# START OF RECORDS SHOWN
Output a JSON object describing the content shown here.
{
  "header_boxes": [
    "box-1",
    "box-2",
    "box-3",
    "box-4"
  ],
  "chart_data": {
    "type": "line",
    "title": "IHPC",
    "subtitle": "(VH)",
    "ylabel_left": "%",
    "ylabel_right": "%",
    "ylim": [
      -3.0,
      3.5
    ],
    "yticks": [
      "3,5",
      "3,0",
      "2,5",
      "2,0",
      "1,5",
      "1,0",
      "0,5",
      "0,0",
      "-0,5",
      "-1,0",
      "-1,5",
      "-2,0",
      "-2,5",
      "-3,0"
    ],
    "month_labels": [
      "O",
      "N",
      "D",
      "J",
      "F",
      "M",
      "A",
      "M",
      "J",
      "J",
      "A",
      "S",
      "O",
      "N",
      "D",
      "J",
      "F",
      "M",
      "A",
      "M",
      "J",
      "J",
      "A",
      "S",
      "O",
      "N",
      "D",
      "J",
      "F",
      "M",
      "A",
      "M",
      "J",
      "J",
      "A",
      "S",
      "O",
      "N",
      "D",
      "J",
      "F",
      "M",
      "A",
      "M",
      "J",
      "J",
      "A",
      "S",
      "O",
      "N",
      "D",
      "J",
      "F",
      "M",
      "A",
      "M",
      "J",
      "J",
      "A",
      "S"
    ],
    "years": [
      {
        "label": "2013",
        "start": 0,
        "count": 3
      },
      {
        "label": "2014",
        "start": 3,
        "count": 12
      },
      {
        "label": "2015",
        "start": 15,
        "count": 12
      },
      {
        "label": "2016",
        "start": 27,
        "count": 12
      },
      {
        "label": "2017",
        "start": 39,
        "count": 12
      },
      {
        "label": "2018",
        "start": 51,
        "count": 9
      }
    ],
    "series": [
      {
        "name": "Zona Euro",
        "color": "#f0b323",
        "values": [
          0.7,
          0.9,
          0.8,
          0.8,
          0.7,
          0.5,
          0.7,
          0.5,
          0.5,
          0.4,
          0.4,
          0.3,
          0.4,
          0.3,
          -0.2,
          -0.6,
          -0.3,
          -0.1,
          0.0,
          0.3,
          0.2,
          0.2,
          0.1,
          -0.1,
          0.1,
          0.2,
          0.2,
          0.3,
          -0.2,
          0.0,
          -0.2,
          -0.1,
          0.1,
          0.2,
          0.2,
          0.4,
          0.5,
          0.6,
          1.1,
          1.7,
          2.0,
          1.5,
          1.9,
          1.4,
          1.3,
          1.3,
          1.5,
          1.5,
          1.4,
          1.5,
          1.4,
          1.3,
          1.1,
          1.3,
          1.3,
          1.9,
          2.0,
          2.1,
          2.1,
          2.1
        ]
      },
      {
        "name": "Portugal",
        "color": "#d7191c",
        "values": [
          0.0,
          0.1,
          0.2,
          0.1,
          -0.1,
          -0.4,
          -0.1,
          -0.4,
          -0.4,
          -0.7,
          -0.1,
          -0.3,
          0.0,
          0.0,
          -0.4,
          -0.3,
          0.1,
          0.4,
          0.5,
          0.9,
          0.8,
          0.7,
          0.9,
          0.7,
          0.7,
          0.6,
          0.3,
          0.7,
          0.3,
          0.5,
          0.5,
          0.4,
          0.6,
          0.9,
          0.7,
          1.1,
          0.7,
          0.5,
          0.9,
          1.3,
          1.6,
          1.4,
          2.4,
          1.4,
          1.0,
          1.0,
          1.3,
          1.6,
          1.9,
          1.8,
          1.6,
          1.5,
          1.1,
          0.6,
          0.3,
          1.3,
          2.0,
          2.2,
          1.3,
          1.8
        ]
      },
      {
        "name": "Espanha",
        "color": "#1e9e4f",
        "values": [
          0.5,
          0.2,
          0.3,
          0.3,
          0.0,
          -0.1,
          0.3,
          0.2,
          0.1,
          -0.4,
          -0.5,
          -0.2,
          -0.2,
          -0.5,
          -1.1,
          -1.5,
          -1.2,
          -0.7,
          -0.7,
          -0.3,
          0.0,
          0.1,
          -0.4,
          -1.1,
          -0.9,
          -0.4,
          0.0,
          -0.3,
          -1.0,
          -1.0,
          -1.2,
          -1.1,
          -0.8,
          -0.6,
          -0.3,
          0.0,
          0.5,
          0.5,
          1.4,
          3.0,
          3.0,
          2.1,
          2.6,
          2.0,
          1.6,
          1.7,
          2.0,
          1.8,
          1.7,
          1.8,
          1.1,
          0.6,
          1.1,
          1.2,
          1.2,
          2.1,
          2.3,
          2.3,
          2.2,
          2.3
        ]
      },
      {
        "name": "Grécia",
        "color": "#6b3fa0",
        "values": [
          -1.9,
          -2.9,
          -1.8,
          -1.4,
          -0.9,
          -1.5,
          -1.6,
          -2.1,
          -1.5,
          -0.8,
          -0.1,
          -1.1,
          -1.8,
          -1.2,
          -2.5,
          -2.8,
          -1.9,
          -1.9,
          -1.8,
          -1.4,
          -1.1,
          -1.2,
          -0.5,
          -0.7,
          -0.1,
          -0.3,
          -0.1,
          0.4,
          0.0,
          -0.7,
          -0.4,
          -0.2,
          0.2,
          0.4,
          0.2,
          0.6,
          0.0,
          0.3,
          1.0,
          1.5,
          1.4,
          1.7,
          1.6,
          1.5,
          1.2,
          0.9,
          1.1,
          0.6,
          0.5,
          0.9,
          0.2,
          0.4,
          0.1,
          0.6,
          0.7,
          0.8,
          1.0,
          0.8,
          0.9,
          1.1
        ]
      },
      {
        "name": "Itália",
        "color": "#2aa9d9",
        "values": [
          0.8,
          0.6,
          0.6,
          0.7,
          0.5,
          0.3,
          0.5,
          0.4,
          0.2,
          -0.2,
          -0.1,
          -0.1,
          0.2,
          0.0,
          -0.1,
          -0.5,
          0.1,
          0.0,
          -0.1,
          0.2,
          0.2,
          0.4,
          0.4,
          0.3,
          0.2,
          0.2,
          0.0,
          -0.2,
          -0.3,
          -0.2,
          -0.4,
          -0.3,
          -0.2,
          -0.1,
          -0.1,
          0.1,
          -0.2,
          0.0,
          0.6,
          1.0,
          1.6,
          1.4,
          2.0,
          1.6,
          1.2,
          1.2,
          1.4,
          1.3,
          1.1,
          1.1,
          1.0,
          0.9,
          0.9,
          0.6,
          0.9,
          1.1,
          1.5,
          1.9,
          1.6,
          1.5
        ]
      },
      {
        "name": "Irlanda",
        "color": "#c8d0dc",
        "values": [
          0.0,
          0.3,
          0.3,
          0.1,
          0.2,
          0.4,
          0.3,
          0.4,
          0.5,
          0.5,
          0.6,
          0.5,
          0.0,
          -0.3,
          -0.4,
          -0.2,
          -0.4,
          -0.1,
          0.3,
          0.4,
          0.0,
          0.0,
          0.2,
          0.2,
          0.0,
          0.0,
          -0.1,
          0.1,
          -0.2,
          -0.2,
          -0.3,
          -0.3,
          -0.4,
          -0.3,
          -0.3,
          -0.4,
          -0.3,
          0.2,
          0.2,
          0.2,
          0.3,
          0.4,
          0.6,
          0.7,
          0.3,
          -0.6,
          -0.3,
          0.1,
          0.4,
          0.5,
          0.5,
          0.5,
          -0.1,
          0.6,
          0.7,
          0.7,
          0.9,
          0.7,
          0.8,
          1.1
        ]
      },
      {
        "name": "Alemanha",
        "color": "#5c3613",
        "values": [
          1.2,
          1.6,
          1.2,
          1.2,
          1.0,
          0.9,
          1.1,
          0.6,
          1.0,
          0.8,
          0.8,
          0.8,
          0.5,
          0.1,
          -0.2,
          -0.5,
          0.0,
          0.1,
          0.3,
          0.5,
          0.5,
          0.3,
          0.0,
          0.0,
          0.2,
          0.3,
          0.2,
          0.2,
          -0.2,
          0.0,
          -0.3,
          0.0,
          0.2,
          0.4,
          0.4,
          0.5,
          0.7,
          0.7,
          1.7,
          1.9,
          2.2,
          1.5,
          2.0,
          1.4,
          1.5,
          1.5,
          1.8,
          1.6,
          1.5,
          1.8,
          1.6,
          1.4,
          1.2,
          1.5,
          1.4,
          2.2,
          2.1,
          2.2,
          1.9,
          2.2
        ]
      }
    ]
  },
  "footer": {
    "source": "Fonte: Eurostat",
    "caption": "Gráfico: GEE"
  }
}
# END OF RECORDS SHOWN
DIRECTIONS: Copy every line in the entries above that has the string "name" in it.

WRITTEN REPLY:
        "name": "Zona Euro",
        "name": "Portugal",
        "name": "Espanha",
        "name": "Grécia",
        "name": "Itália",
        "name": "Irlanda",
        "name": "Alemanha",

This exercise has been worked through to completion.